# [Work instructions]
List each line of the data that holds the string "путей".

---------- Information supplied ----------

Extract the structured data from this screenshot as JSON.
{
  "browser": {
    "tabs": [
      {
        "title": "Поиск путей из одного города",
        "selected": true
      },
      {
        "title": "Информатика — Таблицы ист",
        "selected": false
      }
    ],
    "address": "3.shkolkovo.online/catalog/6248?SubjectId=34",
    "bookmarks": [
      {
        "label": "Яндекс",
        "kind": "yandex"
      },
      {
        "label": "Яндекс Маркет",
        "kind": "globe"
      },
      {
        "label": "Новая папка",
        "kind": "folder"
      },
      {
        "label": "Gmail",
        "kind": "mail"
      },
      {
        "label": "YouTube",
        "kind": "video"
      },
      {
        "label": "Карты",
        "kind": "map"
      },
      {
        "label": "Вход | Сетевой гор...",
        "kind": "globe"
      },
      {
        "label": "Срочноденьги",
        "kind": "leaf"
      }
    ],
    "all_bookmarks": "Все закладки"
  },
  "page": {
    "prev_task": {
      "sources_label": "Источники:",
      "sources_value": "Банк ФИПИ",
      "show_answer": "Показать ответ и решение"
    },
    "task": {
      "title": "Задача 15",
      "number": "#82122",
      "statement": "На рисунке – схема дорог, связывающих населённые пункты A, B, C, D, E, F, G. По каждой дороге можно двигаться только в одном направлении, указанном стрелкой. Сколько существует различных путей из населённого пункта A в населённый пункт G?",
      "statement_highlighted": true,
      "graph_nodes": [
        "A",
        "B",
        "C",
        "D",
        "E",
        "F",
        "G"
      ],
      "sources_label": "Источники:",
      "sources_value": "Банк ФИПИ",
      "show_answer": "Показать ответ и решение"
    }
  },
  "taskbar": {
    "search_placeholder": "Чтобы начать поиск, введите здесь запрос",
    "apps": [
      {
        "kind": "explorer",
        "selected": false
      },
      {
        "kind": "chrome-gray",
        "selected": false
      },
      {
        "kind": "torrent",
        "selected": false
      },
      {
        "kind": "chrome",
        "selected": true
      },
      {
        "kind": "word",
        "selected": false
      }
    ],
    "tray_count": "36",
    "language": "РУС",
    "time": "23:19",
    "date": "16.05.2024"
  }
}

----------

# [Complete output]
        "title": "Поиск путей из одного города",
      "statement": "На рисунке – схема дорог, связывающих населённые пункты A, B, C, D, E, F, G. По каждой дороге можно двигаться только в одном направлении, указанном стрелкой. Сколько существует различных путей из населённого пункта A в населённый пункт G?",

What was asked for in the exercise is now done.